■ **Directive**:
Could you copy every one of the entries below word for word, character for character, leaving out the pictures?

--- begin ---

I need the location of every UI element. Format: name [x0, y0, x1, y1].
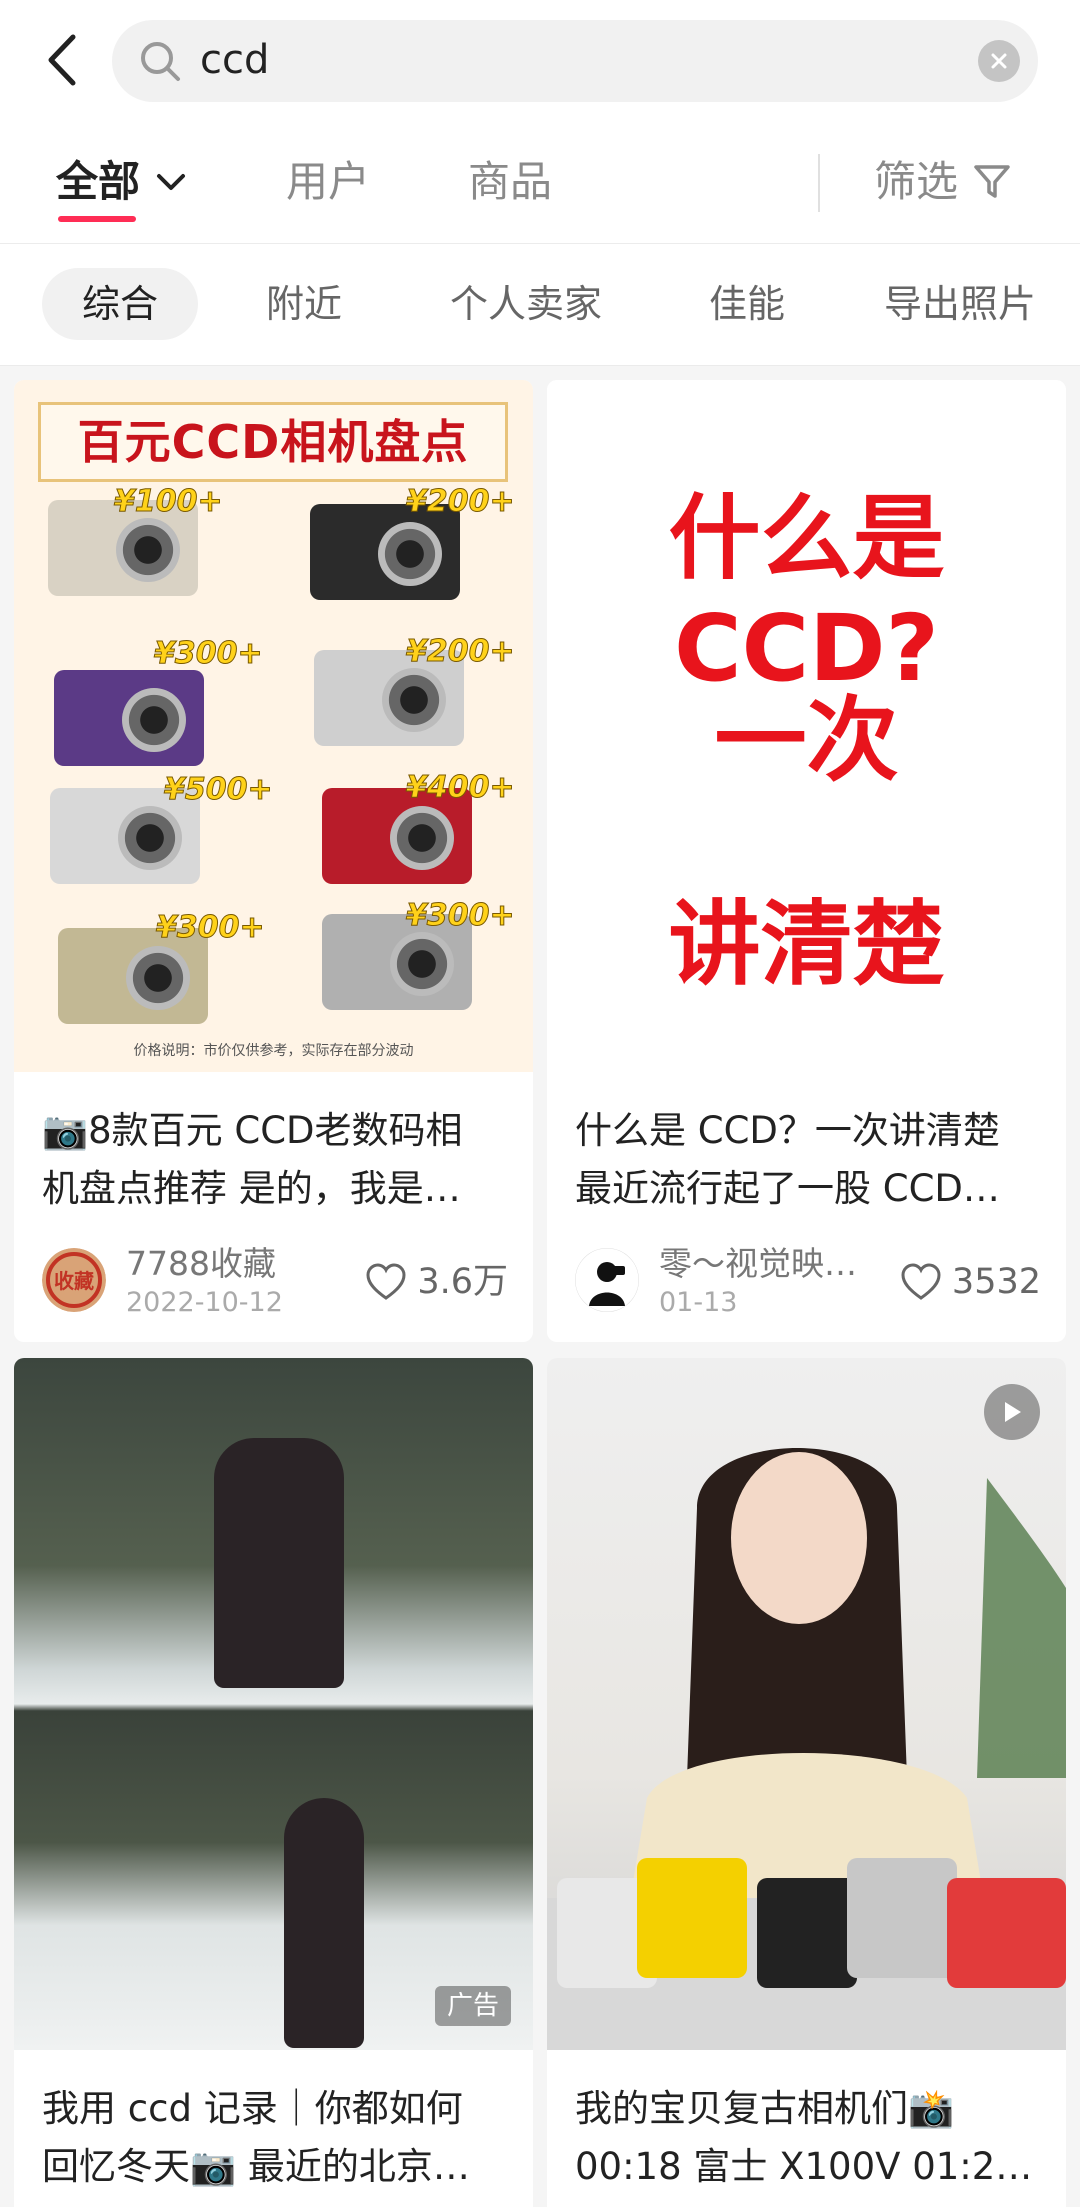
- chip-export-photos[interactable]: 导出照片: [884, 268, 1080, 340]
- person-figure: [214, 1438, 344, 1688]
- price-tag: ¥300+: [154, 636, 264, 672]
- note-title-line: 我的宝贝复古相机们📸: [575, 2087, 955, 2130]
- note-title[interactable]: 我的宝贝复古相机们📸 00:18 富士 X100V 01:2…: [575, 2080, 1041, 2196]
- cover-photo: [547, 1448, 1066, 2050]
- price-tag: ¥400+: [406, 770, 516, 806]
- note-cover-image[interactable]: 广告: [14, 1358, 533, 2050]
- chip-comprehensive[interactable]: 综合: [42, 268, 198, 340]
- note-cover-image[interactable]: [547, 1358, 1066, 2050]
- cover-text-line: 一次: [714, 687, 899, 794]
- note-title[interactable]: 什么是 CCD？一次讲清楚 最近流行起了一股 CCD…: [575, 1102, 1041, 1218]
- note-card[interactable]: 百元CCD相机盘点 ¥100+ ¥200+ ¥300+ ¥200+ ¥500+ …: [14, 380, 533, 1342]
- note-card[interactable]: 什么是CCD? 一次 讲清楚 什么是 CCD？一次讲清楚 最近流行起了一股 CC…: [547, 380, 1066, 1342]
- note-title-line: 00:18 富士 X100V 01:2…: [575, 2145, 1033, 2188]
- heart-icon: [366, 1263, 406, 1300]
- note-title[interactable]: 📷8款百元 CCD老数码相 机盘点推荐 是的，我是…: [42, 1102, 508, 1218]
- post-date: 01-13: [659, 1287, 738, 1318]
- price-tag: ¥500+: [164, 772, 274, 808]
- play-button[interactable]: [984, 1384, 1040, 1440]
- price-tag: ¥300+: [406, 898, 516, 934]
- tab-users[interactable]: 用户: [286, 154, 370, 210]
- chevron-left-icon: [48, 34, 76, 86]
- note-title-line: 机盘点推荐 是的，我是…: [42, 1167, 461, 1210]
- tab-goods[interactable]: 商品: [468, 154, 552, 210]
- note-title-line: 最近流行起了一股 CCD…: [575, 1167, 1000, 1210]
- post-date: 2022-10-12: [126, 1287, 283, 1318]
- search-query[interactable]: ccd: [200, 34, 269, 86]
- like-button[interactable]: 3532: [900, 1260, 1041, 1304]
- avatar-image: [575, 1248, 639, 1312]
- heart-icon: [901, 1263, 941, 1300]
- like-count: 3532: [951, 1262, 1041, 1302]
- camera-image: [54, 670, 204, 766]
- avatar[interactable]: 收藏: [42, 1248, 106, 1312]
- note-title-line: 📷8款百元 CCD老数码相: [42, 1109, 463, 1152]
- person-figure: [284, 1798, 364, 2048]
- avatar-text: 收藏: [54, 1269, 94, 1293]
- ad-badge: 广告: [434, 1986, 511, 2026]
- search-icon: [141, 42, 180, 81]
- note-title-line: 回忆冬天📷 最近的北京…: [42, 2145, 470, 2188]
- price-tag: ¥300+: [156, 910, 266, 946]
- author-name[interactable]: 7788收藏: [126, 1244, 276, 1284]
- price-tag: ¥100+: [114, 484, 224, 520]
- price-note: 价格说明：市价仅供参考，实际存在部分波动: [133, 1043, 414, 1059]
- note-card[interactable]: 广告 我用 ccd 记录｜你都如何 回忆冬天📷 最近的北京…: [14, 1358, 533, 2207]
- search-tabs: 全部 用户 商品 筛选: [0, 124, 1080, 244]
- price-tag: ¥200+: [406, 484, 516, 520]
- active-tab-indicator: [58, 216, 136, 222]
- note-meta: 零～视觉映… 01-13 3532: [575, 1244, 1041, 1318]
- close-icon: [991, 53, 1007, 69]
- like-count: 3.6万: [417, 1262, 508, 1302]
- note-cover-image[interactable]: 百元CCD相机盘点 ¥100+ ¥200+ ¥300+ ¥200+ ¥500+ …: [14, 380, 533, 1072]
- price-tag: ¥200+: [406, 634, 516, 670]
- cover-banner: 百元CCD相机盘点: [38, 402, 508, 482]
- note-title-line: 什么是 CCD？一次讲清楚: [575, 1109, 1000, 1152]
- filter-button[interactable]: 筛选: [874, 154, 1012, 210]
- chip-canon[interactable]: 佳能: [700, 268, 794, 340]
- note-card[interactable]: 我的宝贝复古相机们📸 00:18 富士 X100V 01:2…: [547, 1358, 1066, 2207]
- clear-search-button[interactable]: [978, 40, 1020, 82]
- author-name[interactable]: 零～视觉映…: [659, 1244, 857, 1284]
- filter-icon: [974, 165, 1010, 198]
- search-header: ccd: [0, 0, 1080, 124]
- search-input[interactable]: ccd: [112, 20, 1038, 102]
- back-button[interactable]: [36, 28, 88, 92]
- divider: [818, 154, 820, 212]
- like-button[interactable]: 3.6万: [365, 1260, 508, 1304]
- avatar-image: 收藏: [42, 1248, 106, 1312]
- note-cover-image[interactable]: 什么是CCD? 一次 讲清楚: [547, 380, 1066, 1072]
- note-title[interactable]: 我用 ccd 记录｜你都如何 回忆冬天📷 最近的北京…: [42, 2080, 508, 2196]
- results-feed: 百元CCD相机盘点 ¥100+ ¥200+ ¥300+ ¥200+ ¥500+ …: [0, 366, 1080, 2207]
- chevron-down-icon: [157, 174, 186, 190]
- filter-chips: 综合 附近 个人卖家 佳能 导出照片: [0, 244, 1080, 366]
- note-title-line: 我用 ccd 记录｜你都如何: [42, 2087, 463, 2130]
- cover-text-line: 讲清楚: [668, 891, 945, 998]
- tab-all[interactable]: 全部: [56, 154, 188, 210]
- note-meta: 收藏 7788收藏 2022-10-12 3.6万: [42, 1244, 508, 1318]
- tab-all-label: 全部: [56, 157, 141, 206]
- avatar[interactable]: [575, 1248, 639, 1312]
- chip-personal-seller[interactable]: 个人卖家: [442, 268, 610, 340]
- filter-label: 筛选: [874, 157, 959, 206]
- play-icon: [1005, 1402, 1021, 1422]
- cover-text-line: 什么是CCD?: [668, 485, 945, 702]
- chip-nearby[interactable]: 附近: [252, 268, 356, 340]
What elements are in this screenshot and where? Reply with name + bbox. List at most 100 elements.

--- end ---

■ **Written solution**:
I need the location of every UI element. Format: name [x0, y0, x1, y1].
- chip-export-photos[interactable]: 导出照片: [884, 268, 1080, 340]
- person-figure: [214, 1438, 344, 1688]
- price-tag: ¥300+: [154, 636, 264, 672]
- note-title-line: 我的宝贝复古相机们📸: [575, 2087, 955, 2130]
- note-title[interactable]: 我的宝贝复古相机们📸 00:18 富士 X100V 01:2…: [575, 2080, 1041, 2196]
- cover-photo: [547, 1448, 1066, 2050]
- price-tag: ¥400+: [406, 770, 516, 806]
- note-cover-image[interactable]: 广告: [14, 1358, 533, 2050]
- chip-comprehensive[interactable]: 综合: [42, 268, 198, 340]
- note-cover-image[interactable]: [547, 1358, 1066, 2050]
- cover-text-line: 一次: [714, 687, 899, 794]
- note-title[interactable]: 什么是 CCD？一次讲清楚 最近流行起了一股 CCD…: [575, 1102, 1041, 1218]
- note-card[interactable]: 百元CCD相机盘点 ¥100+ ¥200+ ¥300+ ¥200+ ¥500+ …: [14, 380, 533, 1342]
- note-card[interactable]: 什么是CCD? 一次 讲清楚 什么是 CCD？一次讲清楚 最近流行起了一股 CC…: [547, 380, 1066, 1342]
- note-title-line: 00:18 富士 X100V 01:2…: [575, 2145, 1033, 2188]
- heart-icon: [366, 1263, 406, 1300]
- note-title[interactable]: 📷8款百元 CCD老数码相 机盘点推荐 是的，我是…: [42, 1102, 508, 1218]
- post-date: 01-13: [659, 1287, 738, 1318]
- price-tag: ¥500+: [164, 772, 274, 808]
- play-button[interactable]: [984, 1384, 1040, 1440]
- price-tag: ¥300+: [406, 898, 516, 934]
- tab-users[interactable]: 用户: [286, 154, 370, 210]
- chevron-left-icon: [48, 34, 76, 86]
- note-title-line: 机盘点推荐 是的，我是…: [42, 1167, 461, 1210]
- tab-goods[interactable]: 商品: [468, 154, 552, 210]
- note-title-line: 最近流行起了一股 CCD…: [575, 1167, 1000, 1210]
- post-date: 2022-10-12: [126, 1287, 283, 1318]
- search-query[interactable]: ccd: [200, 34, 269, 86]
- like-button[interactable]: 3532: [900, 1260, 1041, 1304]
- avatar-image: [575, 1248, 639, 1312]
- heart-icon: [901, 1263, 941, 1300]
- like-count: 3532: [951, 1262, 1041, 1302]
- camera-image: [54, 670, 204, 766]
- avatar[interactable]: 收藏: [42, 1248, 106, 1312]
- note-title-line: 📷8款百元 CCD老数码相: [42, 1109, 463, 1152]
- person-figure: [284, 1798, 364, 2048]
- avatar-text: 收藏: [54, 1269, 94, 1293]
- ad-badge: 广告: [434, 1986, 511, 2026]
- search-icon: [141, 42, 180, 81]
- note-title-line: 回忆冬天📷 最近的北京…: [42, 2145, 470, 2188]
- price-tag: ¥300+: [156, 910, 266, 946]
- author-name[interactable]: 7788收藏: [126, 1244, 276, 1284]
- price-tag: ¥100+: [114, 484, 224, 520]
- price-note: 价格说明：市价仅供参考，实际存在部分波动: [133, 1043, 414, 1059]
- note-card[interactable]: 广告 我用 ccd 记录｜你都如何 回忆冬天📷 最近的北京…: [14, 1358, 533, 2207]
- search-tabs: 全部 用户 商品 筛选: [0, 124, 1080, 244]
- price-tag: ¥200+: [406, 484, 516, 520]
- active-tab-indicator: [58, 216, 136, 222]
- note-meta: 零～视觉映… 01-13 3532: [575, 1244, 1041, 1318]
- close-icon: [991, 53, 1007, 69]
- like-count: 3.6万: [417, 1262, 508, 1302]
- note-cover-image[interactable]: 百元CCD相机盘点 ¥100+ ¥200+ ¥300+ ¥200+ ¥500+ …: [14, 380, 533, 1072]
- price-tag: ¥200+: [406, 634, 516, 670]
- cover-banner: 百元CCD相机盘点: [38, 402, 508, 482]
- note-title-line: 什么是 CCD？一次讲清楚: [575, 1109, 1000, 1152]
- filter-button[interactable]: 筛选: [874, 154, 1012, 210]
- chip-canon[interactable]: 佳能: [700, 268, 794, 340]
- note-card[interactable]: 我的宝贝复古相机们📸 00:18 富士 X100V 01:2…: [547, 1358, 1066, 2207]
- clear-search-button[interactable]: [978, 40, 1020, 82]
- author-name[interactable]: 零～视觉映…: [659, 1244, 857, 1284]
- filter-icon: [974, 165, 1010, 198]
- search-header: ccd: [0, 0, 1080, 124]
- search-input[interactable]: ccd: [112, 20, 1038, 102]
- back-button[interactable]: [36, 28, 88, 92]
- divider: [818, 154, 820, 212]
- like-button[interactable]: 3.6万: [365, 1260, 508, 1304]
- avatar-image: 收藏: [42, 1248, 106, 1312]
- note-cover-image[interactable]: 什么是CCD? 一次 讲清楚: [547, 380, 1066, 1072]
- note-title[interactable]: 我用 ccd 记录｜你都如何 回忆冬天📷 最近的北京…: [42, 2080, 508, 2196]
- results-feed: 百元CCD相机盘点 ¥100+ ¥200+ ¥300+ ¥200+ ¥500+ …: [0, 366, 1080, 2207]
- chevron-down-icon: [157, 174, 186, 190]
- filter-chips: 综合 附近 个人卖家 佳能 导出照片: [0, 244, 1080, 366]
- note-title-line: 我用 ccd 记录｜你都如何: [42, 2087, 463, 2130]
- cover-text-line: 讲清楚: [668, 891, 945, 998]
- tab-all[interactable]: 全部: [56, 154, 188, 210]
- note-meta: 收藏 7788收藏 2022-10-12 3.6万: [42, 1244, 508, 1318]
- tab-all-label: 全部: [56, 157, 141, 206]
- avatar[interactable]: [575, 1248, 639, 1312]
- chip-personal-seller[interactable]: 个人卖家: [442, 268, 610, 340]
- filter-label: 筛选: [874, 157, 959, 206]
- play-icon: [1005, 1402, 1021, 1422]
- cover-text-line: 什么是CCD?: [668, 485, 945, 702]
- chip-nearby[interactable]: 附近: [252, 268, 356, 340]
What elements are in this screenshot and where? Reply with name + bbox. List at most 100 elements.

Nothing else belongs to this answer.